[Stored entries]
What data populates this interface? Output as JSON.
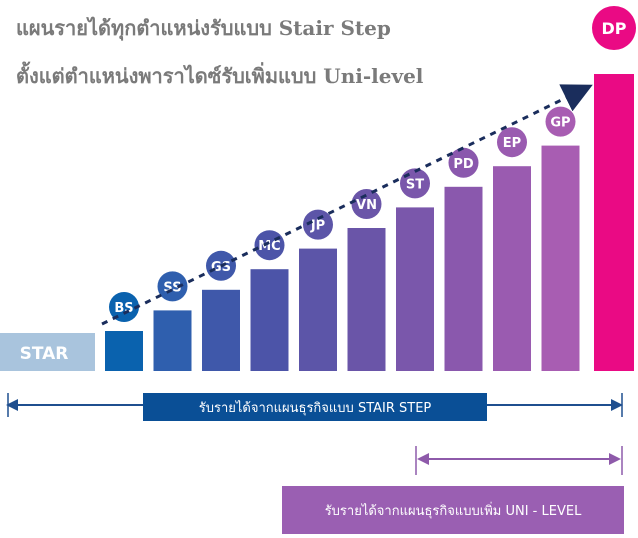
{
  "title": {
    "line1": "แผนรายได้ทุกตำแหน่งรับแบบ Stair Step",
    "line2": "ตั้งแต่ตำแหน่งพาราไดซ์รับเพิ่มแบบ Uni-level"
  },
  "start_label": "STAR",
  "steps": [
    {
      "label": "BS",
      "level": 1
    },
    {
      "label": "SS",
      "level": 2
    },
    {
      "label": "GS",
      "level": 3
    },
    {
      "label": "MC",
      "level": 4
    },
    {
      "label": "JP",
      "level": 5
    },
    {
      "label": "VN",
      "level": 6
    },
    {
      "label": "ST",
      "level": 7
    },
    {
      "label": "PD",
      "level": 8
    },
    {
      "label": "EP",
      "level": 9
    },
    {
      "label": "GP",
      "level": 10
    },
    {
      "label": "DP",
      "level": 11
    }
  ],
  "banners": {
    "stair_step": "รับรายได้จากแผนธุรกิจแบบ STAIR STEP",
    "uni_level": "รับรายได้จากแผนธุรกิจแบบเพิ่ม UNI - LEVEL"
  },
  "colors": {
    "title": "#7a7a7a",
    "star_box": "#a9c4dd",
    "stair_banner": "#0a4f96",
    "uni_banner": "#9a5fb2",
    "arrow_blue": "#1f4f8f",
    "arrow_purple": "#8e5aaa",
    "dashed_arrow": "#1a2d5c",
    "dp": "#ea0a84",
    "step_palette": [
      "#0a62ae",
      "#2f5fae",
      "#3f58aa",
      "#4c54a8",
      "#5c55a8",
      "#6a55a8",
      "#7a57ab",
      "#8a58ad",
      "#9a5bb0",
      "#a85db2",
      "#ea0a84"
    ]
  }
}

### What you have to do
Output the records above exactly as they are, leaving out the pictures.

### Full answer
What data populates this interface? Output as JSON.
{
  "title": {
    "line1": "แผนรายได้ทุกตำแหน่งรับแบบ Stair Step",
    "line2": "ตั้งแต่ตำแหน่งพาราไดซ์รับเพิ่มแบบ Uni-level"
  },
  "start_label": "STAR",
  "steps": [
    {
      "label": "BS",
      "level": 1
    },
    {
      "label": "SS",
      "level": 2
    },
    {
      "label": "GS",
      "level": 3
    },
    {
      "label": "MC",
      "level": 4
    },
    {
      "label": "JP",
      "level": 5
    },
    {
      "label": "VN",
      "level": 6
    },
    {
      "label": "ST",
      "level": 7
    },
    {
      "label": "PD",
      "level": 8
    },
    {
      "label": "EP",
      "level": 9
    },
    {
      "label": "GP",
      "level": 10
    },
    {
      "label": "DP",
      "level": 11
    }
  ],
  "banners": {
    "stair_step": "รับรายได้จากแผนธุรกิจแบบ STAIR STEP",
    "uni_level": "รับรายได้จากแผนธุรกิจแบบเพิ่ม UNI - LEVEL"
  },
  "colors": {
    "title": "#7a7a7a",
    "star_box": "#a9c4dd",
    "stair_banner": "#0a4f96",
    "uni_banner": "#9a5fb2",
    "arrow_blue": "#1f4f8f",
    "arrow_purple": "#8e5aaa",
    "dashed_arrow": "#1a2d5c",
    "dp": "#ea0a84",
    "step_palette": [
      "#0a62ae",
      "#2f5fae",
      "#3f58aa",
      "#4c54a8",
      "#5c55a8",
      "#6a55a8",
      "#7a57ab",
      "#8a58ad",
      "#9a5bb0",
      "#a85db2",
      "#ea0a84"
    ]
  }
}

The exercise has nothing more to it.